DIRECTION: Every record should be written out exactly, with the pictures left out.

╭──

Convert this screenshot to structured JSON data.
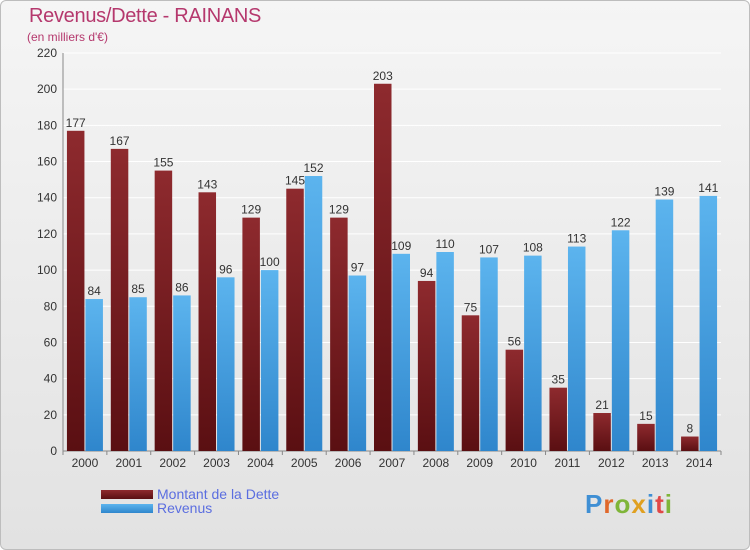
{
  "header": {
    "title": "Revenus/Dette - RAINANS",
    "subtitle": "(en milliers d'€)"
  },
  "logo": {
    "text": "Proxiti"
  },
  "colors": {
    "dette": "#7a1f23",
    "revenus": "#3f9de0",
    "title": "#b5386d",
    "legend_text": "#5b6ee0"
  },
  "chart_data": {
    "type": "bar",
    "categories": [
      "2000",
      "2001",
      "2002",
      "2003",
      "2004",
      "2005",
      "2006",
      "2007",
      "2008",
      "2009",
      "2010",
      "2011",
      "2012",
      "2013",
      "2014"
    ],
    "series": [
      {
        "name": "Montant de la Dette",
        "values": [
          177,
          167,
          155,
          143,
          129,
          145,
          129,
          203,
          94,
          75,
          56,
          35,
          21,
          15,
          8
        ]
      },
      {
        "name": "Revenus",
        "values": [
          84,
          85,
          86,
          96,
          100,
          152,
          97,
          109,
          110,
          107,
          108,
          113,
          122,
          139,
          141
        ]
      }
    ],
    "title": "Revenus/Dette - RAINANS",
    "ylabel": "(en milliers d'€)",
    "ylim": [
      0,
      220
    ],
    "yticks": [
      0,
      20,
      40,
      60,
      80,
      100,
      120,
      140,
      160,
      180,
      200,
      220
    ],
    "grid": true,
    "legend": "bottom-left"
  }
}
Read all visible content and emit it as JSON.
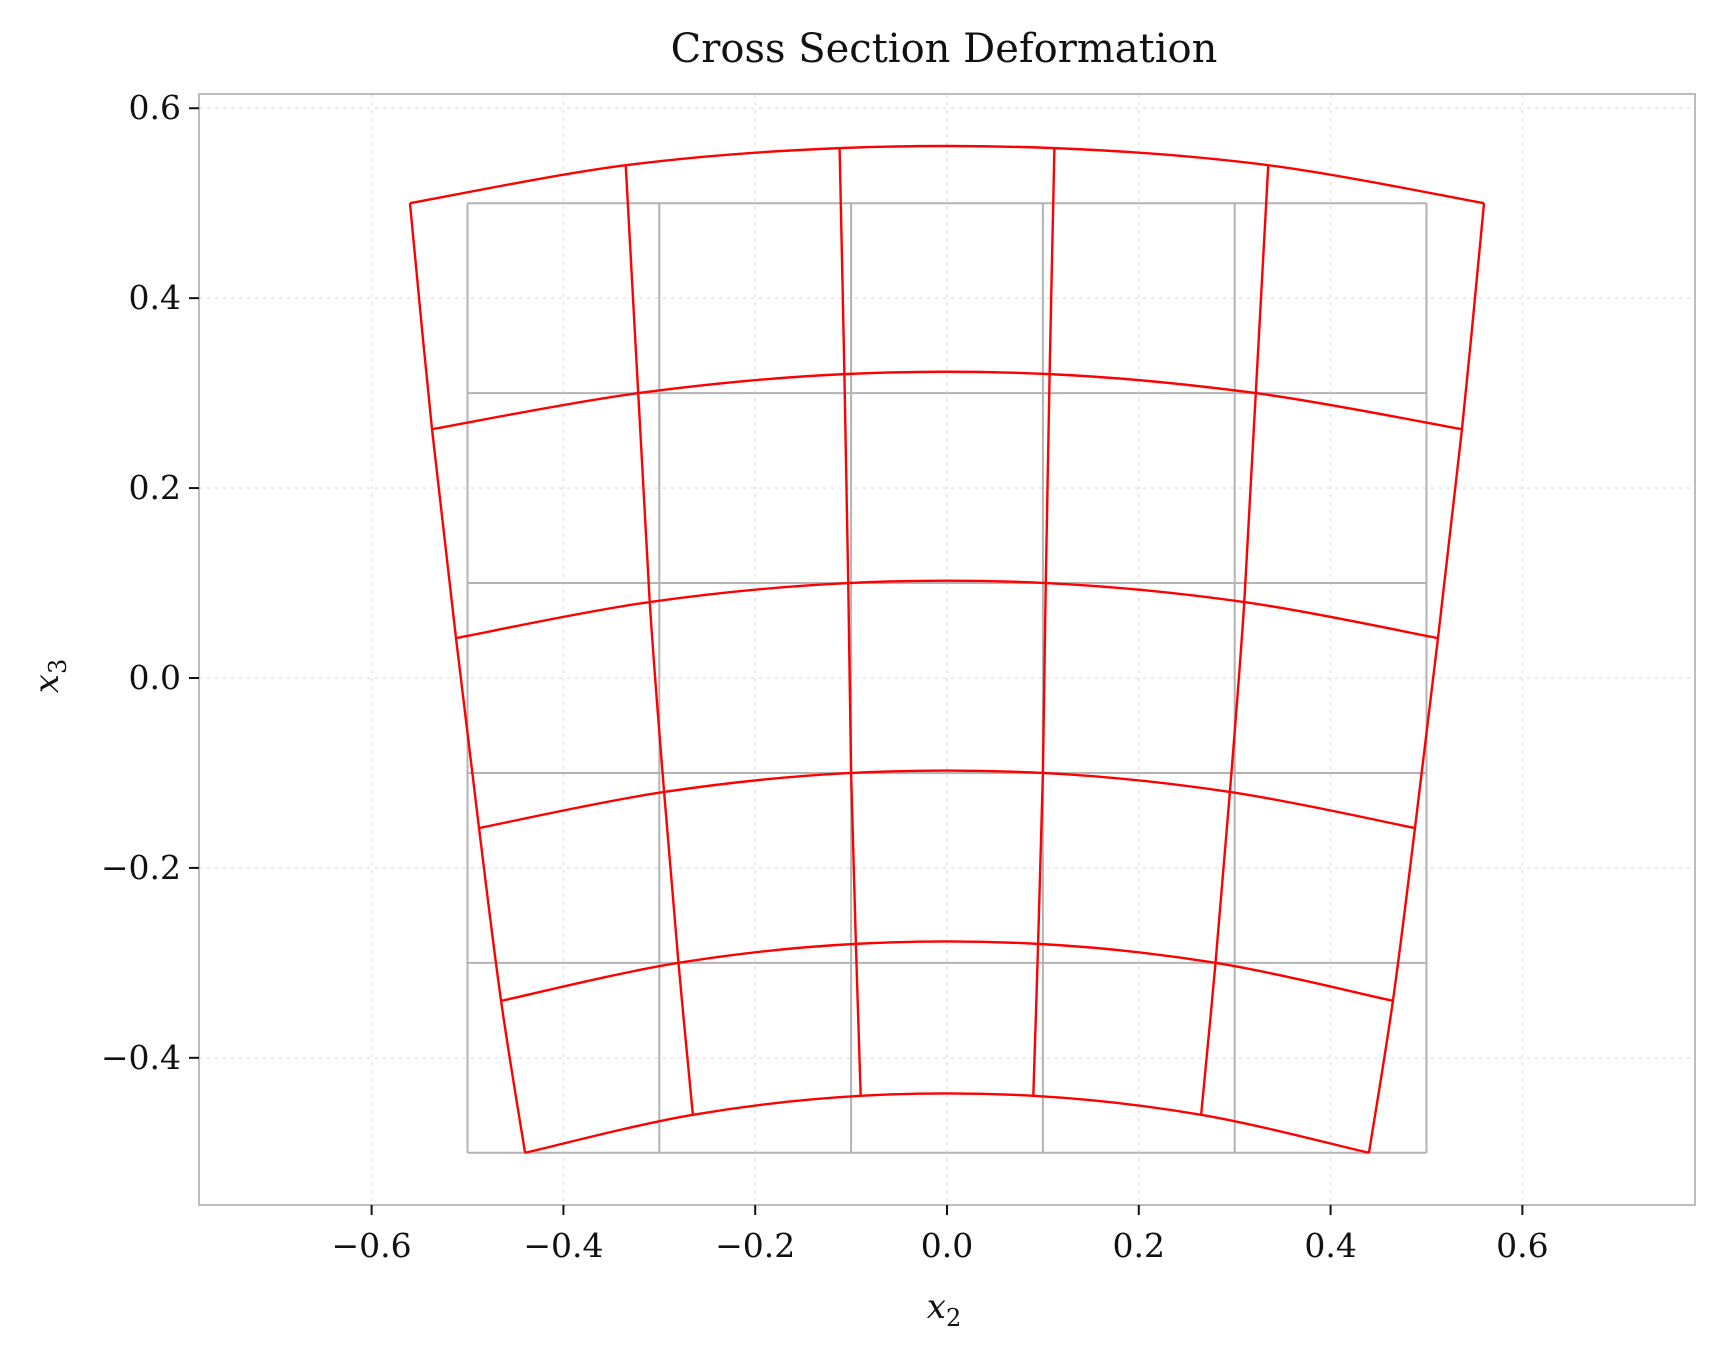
{
  "chart_data": {
    "type": "line",
    "title": "Cross Section Deformation",
    "xlabel": "x",
    "xlabel_sub": "2",
    "ylabel": "x",
    "ylabel_sub": "3",
    "xlim": [
      -0.78,
      0.78
    ],
    "ylim": [
      -0.555,
      0.615
    ],
    "xticks": [
      -0.6,
      -0.4,
      -0.2,
      0.0,
      0.2,
      0.4,
      0.6
    ],
    "xtick_labels": [
      "−0.6",
      "−0.4",
      "−0.2",
      "0.0",
      "0.2",
      "0.4",
      "0.6"
    ],
    "yticks": [
      -0.4,
      -0.2,
      0.0,
      0.2,
      0.4,
      0.6
    ],
    "ytick_labels": [
      "−0.4",
      "−0.2",
      "0.0",
      "0.2",
      "0.4",
      "0.6"
    ],
    "grid": true,
    "legend": "none",
    "series": [
      {
        "role": "undeformed",
        "color": "#b3b3b3",
        "x_nodes": [
          -0.5,
          -0.3,
          -0.1,
          0.1,
          0.3,
          0.5
        ],
        "y_nodes": [
          -0.5,
          -0.3,
          -0.1,
          0.1,
          0.3,
          0.5
        ]
      },
      {
        "role": "deformed",
        "color": "#ff0000",
        "rows": [
          [
            [
              -0.44,
              -0.5
            ],
            [
              -0.265,
              -0.46
            ],
            [
              -0.09,
              -0.44
            ],
            [
              0.09,
              -0.44
            ],
            [
              0.265,
              -0.46
            ],
            [
              0.44,
              -0.5
            ]
          ],
          [
            [
              -0.465,
              -0.34
            ],
            [
              -0.28,
              -0.3
            ],
            [
              -0.095,
              -0.28
            ],
            [
              0.095,
              -0.28
            ],
            [
              0.28,
              -0.3
            ],
            [
              0.465,
              -0.34
            ]
          ],
          [
            [
              -0.488,
              -0.158
            ],
            [
              -0.295,
              -0.12
            ],
            [
              -0.1,
              -0.1
            ],
            [
              0.1,
              -0.1
            ],
            [
              0.295,
              -0.12
            ],
            [
              0.488,
              -0.158
            ]
          ],
          [
            [
              -0.512,
              0.042
            ],
            [
              -0.31,
              0.08
            ],
            [
              -0.103,
              0.1
            ],
            [
              0.103,
              0.1
            ],
            [
              0.31,
              0.08
            ],
            [
              0.512,
              0.042
            ]
          ],
          [
            [
              -0.537,
              0.262
            ],
            [
              -0.322,
              0.3
            ],
            [
              -0.107,
              0.32
            ],
            [
              0.107,
              0.32
            ],
            [
              0.322,
              0.3
            ],
            [
              0.537,
              0.262
            ]
          ],
          [
            [
              -0.56,
              0.5
            ],
            [
              -0.335,
              0.54
            ],
            [
              -0.112,
              0.558
            ],
            [
              0.112,
              0.558
            ],
            [
              0.335,
              0.54
            ],
            [
              0.56,
              0.5
            ]
          ]
        ]
      }
    ]
  },
  "colors": {
    "deformed": "#ff0000",
    "undeformed": "#b3b3b3",
    "frame": "#bdbdbd",
    "grid": "#e2e2e2"
  }
}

╰──

THE REPLY:
Convert this screenshot to structured JSON data.
{
  "header": {
    "title": "Revenus/Dette - RAINANS",
    "subtitle": "(en milliers d'€)"
  },
  "logo": {
    "text": "Proxiti"
  },
  "colors": {
    "dette": "#7a1f23",
    "revenus": "#3f9de0",
    "title": "#b5386d",
    "legend_text": "#5b6ee0"
  },
  "chart_data": {
    "type": "bar",
    "categories": [
      "2000",
      "2001",
      "2002",
      "2003",
      "2004",
      "2005",
      "2006",
      "2007",
      "2008",
      "2009",
      "2010",
      "2011",
      "2012",
      "2013",
      "2014"
    ],
    "series": [
      {
        "name": "Montant de la Dette",
        "values": [
          177,
          167,
          155,
          143,
          129,
          145,
          129,
          203,
          94,
          75,
          56,
          35,
          21,
          15,
          8
        ]
      },
      {
        "name": "Revenus",
        "values": [
          84,
          85,
          86,
          96,
          100,
          152,
          97,
          109,
          110,
          107,
          108,
          113,
          122,
          139,
          141
        ]
      }
    ],
    "title": "Revenus/Dette - RAINANS",
    "ylabel": "(en milliers d'€)",
    "ylim": [
      0,
      220
    ],
    "yticks": [
      0,
      20,
      40,
      60,
      80,
      100,
      120,
      140,
      160,
      180,
      200,
      220
    ],
    "grid": true,
    "legend": "bottom-left"
  }
}
Read all visible content and emit it as JSON.
{
  "chart_data": {
    "type": "line",
    "title": "Cross Section Deformation",
    "xlabel": "x",
    "xlabel_sub": "2",
    "ylabel": "x",
    "ylabel_sub": "3",
    "xlim": [
      -0.78,
      0.78
    ],
    "ylim": [
      -0.555,
      0.615
    ],
    "xticks": [
      -0.6,
      -0.4,
      -0.2,
      0.0,
      0.2,
      0.4,
      0.6
    ],
    "xtick_labels": [
      "−0.6",
      "−0.4",
      "−0.2",
      "0.0",
      "0.2",
      "0.4",
      "0.6"
    ],
    "yticks": [
      -0.4,
      -0.2,
      0.0,
      0.2,
      0.4,
      0.6
    ],
    "ytick_labels": [
      "−0.4",
      "−0.2",
      "0.0",
      "0.2",
      "0.4",
      "0.6"
    ],
    "grid": true,
    "legend": "none",
    "series": [
      {
        "role": "undeformed",
        "color": "#b3b3b3",
        "x_nodes": [
          -0.5,
          -0.3,
          -0.1,
          0.1,
          0.3,
          0.5
        ],
        "y_nodes": [
          -0.5,
          -0.3,
          -0.1,
          0.1,
          0.3,
          0.5
        ]
      },
      {
        "role": "deformed",
        "color": "#ff0000",
        "rows": [
          [
            [
              -0.44,
              -0.5
            ],
            [
              -0.265,
              -0.46
            ],
            [
              -0.09,
              -0.44
            ],
            [
              0.09,
              -0.44
            ],
            [
              0.265,
              -0.46
            ],
            [
              0.44,
              -0.5
            ]
          ],
          [
            [
              -0.465,
              -0.34
            ],
            [
              -0.28,
              -0.3
            ],
            [
              -0.095,
              -0.28
            ],
            [
              0.095,
              -0.28
            ],
            [
              0.28,
              -0.3
            ],
            [
              0.465,
              -0.34
            ]
          ],
          [
            [
              -0.488,
              -0.158
            ],
            [
              -0.295,
              -0.12
            ],
            [
              -0.1,
              -0.1
            ],
            [
              0.1,
              -0.1
            ],
            [
              0.295,
              -0.12
            ],
            [
              0.488,
              -0.158
            ]
          ],
          [
            [
              -0.512,
              0.042
            ],
            [
              -0.31,
              0.08
            ],
            [
              -0.103,
              0.1
            ],
            [
              0.103,
              0.1
            ],
            [
              0.31,
              0.08
            ],
            [
              0.512,
              0.042
            ]
          ],
          [
            [
              -0.537,
              0.262
            ],
            [
              -0.322,
              0.3
            ],
            [
              -0.107,
              0.32
            ],
            [
              0.107,
              0.32
            ],
            [
              0.322,
              0.3
            ],
            [
              0.537,
              0.262
            ]
          ],
          [
            [
              -0.56,
              0.5
            ],
            [
              -0.335,
              0.54
            ],
            [
              -0.112,
              0.558
            ],
            [
              0.112,
              0.558
            ],
            [
              0.335,
              0.54
            ],
            [
              0.56,
              0.5
            ]
          ]
        ]
      }
    ]
  },
  "colors": {
    "deformed": "#ff0000",
    "undeformed": "#b3b3b3",
    "frame": "#bdbdbd",
    "grid": "#e2e2e2"
  }
}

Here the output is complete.